Every line that holds "Cost" should be shown.
--------------------------------------------------
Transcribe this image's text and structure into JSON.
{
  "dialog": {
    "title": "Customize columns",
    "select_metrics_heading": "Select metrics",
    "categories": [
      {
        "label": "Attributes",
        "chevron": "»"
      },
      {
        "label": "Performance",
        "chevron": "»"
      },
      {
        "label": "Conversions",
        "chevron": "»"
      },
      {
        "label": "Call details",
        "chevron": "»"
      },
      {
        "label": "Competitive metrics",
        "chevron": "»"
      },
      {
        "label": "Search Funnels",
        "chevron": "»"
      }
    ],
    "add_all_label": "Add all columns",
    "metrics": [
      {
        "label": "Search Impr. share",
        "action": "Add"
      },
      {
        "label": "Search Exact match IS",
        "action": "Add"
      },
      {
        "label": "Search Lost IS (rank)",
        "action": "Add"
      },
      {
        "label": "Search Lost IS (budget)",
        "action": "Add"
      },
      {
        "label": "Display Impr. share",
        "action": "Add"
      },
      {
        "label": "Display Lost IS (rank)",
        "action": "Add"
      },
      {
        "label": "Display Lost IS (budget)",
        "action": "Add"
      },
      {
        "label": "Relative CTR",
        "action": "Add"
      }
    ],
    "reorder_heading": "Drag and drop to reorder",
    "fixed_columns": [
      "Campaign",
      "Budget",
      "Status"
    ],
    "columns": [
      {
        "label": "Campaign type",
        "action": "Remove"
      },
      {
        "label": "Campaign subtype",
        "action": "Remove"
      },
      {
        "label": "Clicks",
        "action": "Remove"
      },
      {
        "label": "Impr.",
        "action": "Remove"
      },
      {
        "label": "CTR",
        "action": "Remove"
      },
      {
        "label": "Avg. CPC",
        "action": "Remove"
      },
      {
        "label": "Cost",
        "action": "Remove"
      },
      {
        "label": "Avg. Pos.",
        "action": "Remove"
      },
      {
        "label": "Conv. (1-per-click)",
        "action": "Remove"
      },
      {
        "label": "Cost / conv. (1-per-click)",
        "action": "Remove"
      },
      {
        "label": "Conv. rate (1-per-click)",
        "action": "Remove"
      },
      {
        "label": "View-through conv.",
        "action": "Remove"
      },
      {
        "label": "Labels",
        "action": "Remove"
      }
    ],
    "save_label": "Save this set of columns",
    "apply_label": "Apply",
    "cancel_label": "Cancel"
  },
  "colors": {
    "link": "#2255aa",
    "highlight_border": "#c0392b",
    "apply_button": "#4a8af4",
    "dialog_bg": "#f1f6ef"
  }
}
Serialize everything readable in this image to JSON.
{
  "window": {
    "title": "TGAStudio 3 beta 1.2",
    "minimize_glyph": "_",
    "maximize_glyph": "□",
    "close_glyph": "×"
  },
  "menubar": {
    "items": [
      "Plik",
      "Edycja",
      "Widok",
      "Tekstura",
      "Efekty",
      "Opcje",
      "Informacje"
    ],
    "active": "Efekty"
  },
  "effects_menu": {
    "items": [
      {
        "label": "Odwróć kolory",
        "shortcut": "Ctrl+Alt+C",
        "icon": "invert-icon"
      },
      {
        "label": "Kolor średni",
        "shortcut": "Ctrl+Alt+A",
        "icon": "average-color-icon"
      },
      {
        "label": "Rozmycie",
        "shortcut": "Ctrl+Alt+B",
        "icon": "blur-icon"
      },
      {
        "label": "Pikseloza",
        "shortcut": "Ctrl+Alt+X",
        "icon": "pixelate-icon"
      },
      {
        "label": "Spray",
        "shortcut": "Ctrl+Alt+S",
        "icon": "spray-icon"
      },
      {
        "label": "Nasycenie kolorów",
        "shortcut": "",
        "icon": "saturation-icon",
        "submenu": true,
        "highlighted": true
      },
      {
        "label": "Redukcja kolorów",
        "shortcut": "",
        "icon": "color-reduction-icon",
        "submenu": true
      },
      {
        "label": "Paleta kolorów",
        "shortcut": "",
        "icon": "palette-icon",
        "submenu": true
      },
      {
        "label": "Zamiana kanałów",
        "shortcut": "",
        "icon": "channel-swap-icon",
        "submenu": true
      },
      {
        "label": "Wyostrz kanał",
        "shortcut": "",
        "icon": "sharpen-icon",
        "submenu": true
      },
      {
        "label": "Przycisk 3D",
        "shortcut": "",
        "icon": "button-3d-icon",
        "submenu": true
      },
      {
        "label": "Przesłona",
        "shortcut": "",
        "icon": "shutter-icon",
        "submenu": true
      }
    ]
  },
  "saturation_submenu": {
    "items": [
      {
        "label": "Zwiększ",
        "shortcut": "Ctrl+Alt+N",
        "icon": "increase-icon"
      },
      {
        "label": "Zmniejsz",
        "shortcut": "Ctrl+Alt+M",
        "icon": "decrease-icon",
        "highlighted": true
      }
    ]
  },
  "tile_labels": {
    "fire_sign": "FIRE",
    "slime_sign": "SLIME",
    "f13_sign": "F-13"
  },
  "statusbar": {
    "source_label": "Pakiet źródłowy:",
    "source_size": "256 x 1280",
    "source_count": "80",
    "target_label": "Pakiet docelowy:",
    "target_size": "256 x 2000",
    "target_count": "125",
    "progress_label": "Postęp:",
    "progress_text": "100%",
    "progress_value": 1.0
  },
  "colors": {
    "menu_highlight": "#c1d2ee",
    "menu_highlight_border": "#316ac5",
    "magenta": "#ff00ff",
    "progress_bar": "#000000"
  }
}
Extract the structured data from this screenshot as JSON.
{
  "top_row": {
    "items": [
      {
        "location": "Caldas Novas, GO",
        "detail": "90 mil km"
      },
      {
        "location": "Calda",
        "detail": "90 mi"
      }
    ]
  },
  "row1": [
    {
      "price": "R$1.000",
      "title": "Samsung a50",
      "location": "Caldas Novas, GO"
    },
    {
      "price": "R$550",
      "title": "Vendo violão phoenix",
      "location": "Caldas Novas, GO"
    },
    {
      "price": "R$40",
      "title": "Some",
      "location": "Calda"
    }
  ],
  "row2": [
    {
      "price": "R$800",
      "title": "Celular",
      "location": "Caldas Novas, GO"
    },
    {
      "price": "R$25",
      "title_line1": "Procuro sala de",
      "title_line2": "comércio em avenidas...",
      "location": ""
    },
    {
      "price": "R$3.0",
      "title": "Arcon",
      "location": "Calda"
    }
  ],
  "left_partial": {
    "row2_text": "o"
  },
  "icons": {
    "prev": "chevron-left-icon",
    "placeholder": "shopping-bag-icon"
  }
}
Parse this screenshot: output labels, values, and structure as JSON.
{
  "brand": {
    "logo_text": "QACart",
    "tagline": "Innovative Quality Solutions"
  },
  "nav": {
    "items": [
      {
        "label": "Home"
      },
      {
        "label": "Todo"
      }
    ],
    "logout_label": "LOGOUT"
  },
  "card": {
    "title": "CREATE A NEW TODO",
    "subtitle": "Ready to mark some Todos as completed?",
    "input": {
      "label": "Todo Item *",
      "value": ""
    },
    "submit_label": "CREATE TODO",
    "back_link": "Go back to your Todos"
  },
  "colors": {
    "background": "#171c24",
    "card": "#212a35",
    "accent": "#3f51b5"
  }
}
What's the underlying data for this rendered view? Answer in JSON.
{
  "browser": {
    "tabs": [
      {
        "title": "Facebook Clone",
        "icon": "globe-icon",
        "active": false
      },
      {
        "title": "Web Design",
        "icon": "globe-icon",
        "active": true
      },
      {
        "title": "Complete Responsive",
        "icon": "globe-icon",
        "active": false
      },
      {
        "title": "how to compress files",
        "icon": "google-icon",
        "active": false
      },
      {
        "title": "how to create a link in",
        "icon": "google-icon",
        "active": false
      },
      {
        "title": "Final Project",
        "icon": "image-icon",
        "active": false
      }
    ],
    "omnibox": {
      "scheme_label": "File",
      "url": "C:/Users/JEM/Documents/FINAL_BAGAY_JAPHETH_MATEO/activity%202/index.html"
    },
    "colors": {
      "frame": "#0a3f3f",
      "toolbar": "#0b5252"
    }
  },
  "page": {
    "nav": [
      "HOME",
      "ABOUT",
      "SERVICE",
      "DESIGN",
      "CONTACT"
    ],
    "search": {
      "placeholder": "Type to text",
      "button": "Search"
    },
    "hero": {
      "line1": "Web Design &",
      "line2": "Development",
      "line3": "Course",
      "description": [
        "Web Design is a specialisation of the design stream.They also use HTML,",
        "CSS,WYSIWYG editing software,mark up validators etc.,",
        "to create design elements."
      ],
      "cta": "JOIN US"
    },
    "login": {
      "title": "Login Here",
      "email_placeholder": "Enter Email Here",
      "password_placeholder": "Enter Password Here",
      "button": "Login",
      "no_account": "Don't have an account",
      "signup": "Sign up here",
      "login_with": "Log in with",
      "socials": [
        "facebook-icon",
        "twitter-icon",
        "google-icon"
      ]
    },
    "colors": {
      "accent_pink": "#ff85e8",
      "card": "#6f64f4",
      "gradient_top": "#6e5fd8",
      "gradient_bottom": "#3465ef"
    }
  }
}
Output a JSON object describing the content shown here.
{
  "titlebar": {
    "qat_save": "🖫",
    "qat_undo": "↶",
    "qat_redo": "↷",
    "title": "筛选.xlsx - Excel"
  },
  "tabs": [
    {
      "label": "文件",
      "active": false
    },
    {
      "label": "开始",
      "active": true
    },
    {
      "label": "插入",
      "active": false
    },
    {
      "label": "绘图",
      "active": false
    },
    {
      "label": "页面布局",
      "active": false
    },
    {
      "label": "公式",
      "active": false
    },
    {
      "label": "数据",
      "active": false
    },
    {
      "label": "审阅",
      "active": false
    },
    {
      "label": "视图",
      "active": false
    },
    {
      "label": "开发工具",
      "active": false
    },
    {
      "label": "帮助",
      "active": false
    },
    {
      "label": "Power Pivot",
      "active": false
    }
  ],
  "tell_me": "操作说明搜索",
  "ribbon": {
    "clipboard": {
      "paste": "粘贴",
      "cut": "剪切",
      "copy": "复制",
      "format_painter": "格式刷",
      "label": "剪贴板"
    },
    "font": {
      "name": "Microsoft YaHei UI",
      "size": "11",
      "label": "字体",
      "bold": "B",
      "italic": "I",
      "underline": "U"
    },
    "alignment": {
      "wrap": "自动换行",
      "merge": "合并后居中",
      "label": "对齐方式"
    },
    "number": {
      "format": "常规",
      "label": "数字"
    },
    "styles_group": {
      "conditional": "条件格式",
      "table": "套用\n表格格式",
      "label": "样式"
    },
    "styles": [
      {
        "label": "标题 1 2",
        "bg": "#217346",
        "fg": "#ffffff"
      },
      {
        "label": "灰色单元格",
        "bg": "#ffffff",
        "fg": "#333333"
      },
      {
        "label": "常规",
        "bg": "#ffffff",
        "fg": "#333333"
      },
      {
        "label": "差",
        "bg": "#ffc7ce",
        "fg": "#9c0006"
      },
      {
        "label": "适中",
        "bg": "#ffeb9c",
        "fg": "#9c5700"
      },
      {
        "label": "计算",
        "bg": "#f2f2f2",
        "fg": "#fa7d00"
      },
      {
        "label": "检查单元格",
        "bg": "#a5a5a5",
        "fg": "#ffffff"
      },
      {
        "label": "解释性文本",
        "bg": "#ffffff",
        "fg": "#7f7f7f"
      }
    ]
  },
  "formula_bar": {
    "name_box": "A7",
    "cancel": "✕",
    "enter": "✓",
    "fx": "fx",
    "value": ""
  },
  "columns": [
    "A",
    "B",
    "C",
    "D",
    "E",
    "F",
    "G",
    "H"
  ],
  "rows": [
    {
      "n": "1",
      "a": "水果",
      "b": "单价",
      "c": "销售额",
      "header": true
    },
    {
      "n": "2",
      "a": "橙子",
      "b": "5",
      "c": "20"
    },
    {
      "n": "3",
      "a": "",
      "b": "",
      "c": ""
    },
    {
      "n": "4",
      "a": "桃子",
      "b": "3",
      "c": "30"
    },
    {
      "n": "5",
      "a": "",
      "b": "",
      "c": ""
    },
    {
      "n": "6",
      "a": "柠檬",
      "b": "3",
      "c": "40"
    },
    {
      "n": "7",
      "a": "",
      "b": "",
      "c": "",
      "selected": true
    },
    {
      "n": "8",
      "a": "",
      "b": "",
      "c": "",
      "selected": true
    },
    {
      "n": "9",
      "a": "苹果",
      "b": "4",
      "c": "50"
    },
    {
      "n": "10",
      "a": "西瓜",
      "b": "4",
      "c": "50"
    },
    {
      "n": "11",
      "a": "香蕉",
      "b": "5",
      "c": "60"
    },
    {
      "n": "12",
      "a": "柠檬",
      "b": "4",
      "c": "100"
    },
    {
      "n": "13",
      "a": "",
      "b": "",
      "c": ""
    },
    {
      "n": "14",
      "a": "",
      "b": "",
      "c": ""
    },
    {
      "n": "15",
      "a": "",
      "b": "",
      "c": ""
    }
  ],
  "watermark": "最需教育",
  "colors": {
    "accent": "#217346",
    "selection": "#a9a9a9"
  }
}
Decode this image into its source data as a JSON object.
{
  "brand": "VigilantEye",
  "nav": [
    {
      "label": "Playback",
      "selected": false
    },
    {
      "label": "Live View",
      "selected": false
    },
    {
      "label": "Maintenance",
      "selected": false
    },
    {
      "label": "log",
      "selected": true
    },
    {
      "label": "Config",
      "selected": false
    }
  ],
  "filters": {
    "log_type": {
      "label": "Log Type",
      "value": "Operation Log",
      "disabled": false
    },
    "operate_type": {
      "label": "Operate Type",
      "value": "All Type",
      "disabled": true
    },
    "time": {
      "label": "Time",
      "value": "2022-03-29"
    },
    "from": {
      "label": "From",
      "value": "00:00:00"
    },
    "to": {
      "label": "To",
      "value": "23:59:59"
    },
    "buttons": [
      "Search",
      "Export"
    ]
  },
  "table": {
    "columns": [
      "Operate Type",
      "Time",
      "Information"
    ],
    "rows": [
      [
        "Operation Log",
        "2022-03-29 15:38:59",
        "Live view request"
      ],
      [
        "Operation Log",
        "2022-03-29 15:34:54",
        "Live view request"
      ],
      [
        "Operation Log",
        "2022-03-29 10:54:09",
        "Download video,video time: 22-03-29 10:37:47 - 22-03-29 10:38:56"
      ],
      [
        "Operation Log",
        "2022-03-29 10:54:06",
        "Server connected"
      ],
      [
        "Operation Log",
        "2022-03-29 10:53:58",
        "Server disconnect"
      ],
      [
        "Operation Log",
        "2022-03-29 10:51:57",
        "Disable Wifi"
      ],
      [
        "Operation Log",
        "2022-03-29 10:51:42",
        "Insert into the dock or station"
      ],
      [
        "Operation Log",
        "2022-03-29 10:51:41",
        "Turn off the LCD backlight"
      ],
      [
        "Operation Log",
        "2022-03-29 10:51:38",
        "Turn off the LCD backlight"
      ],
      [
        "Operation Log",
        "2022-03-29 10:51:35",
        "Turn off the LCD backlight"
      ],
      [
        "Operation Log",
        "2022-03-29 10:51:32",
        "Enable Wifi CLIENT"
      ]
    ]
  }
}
--------------------------------------------------
▶ _SOLUTION BELOW_
        "label": "Cost",
        "label": "Cost / conv. (1-per-click)",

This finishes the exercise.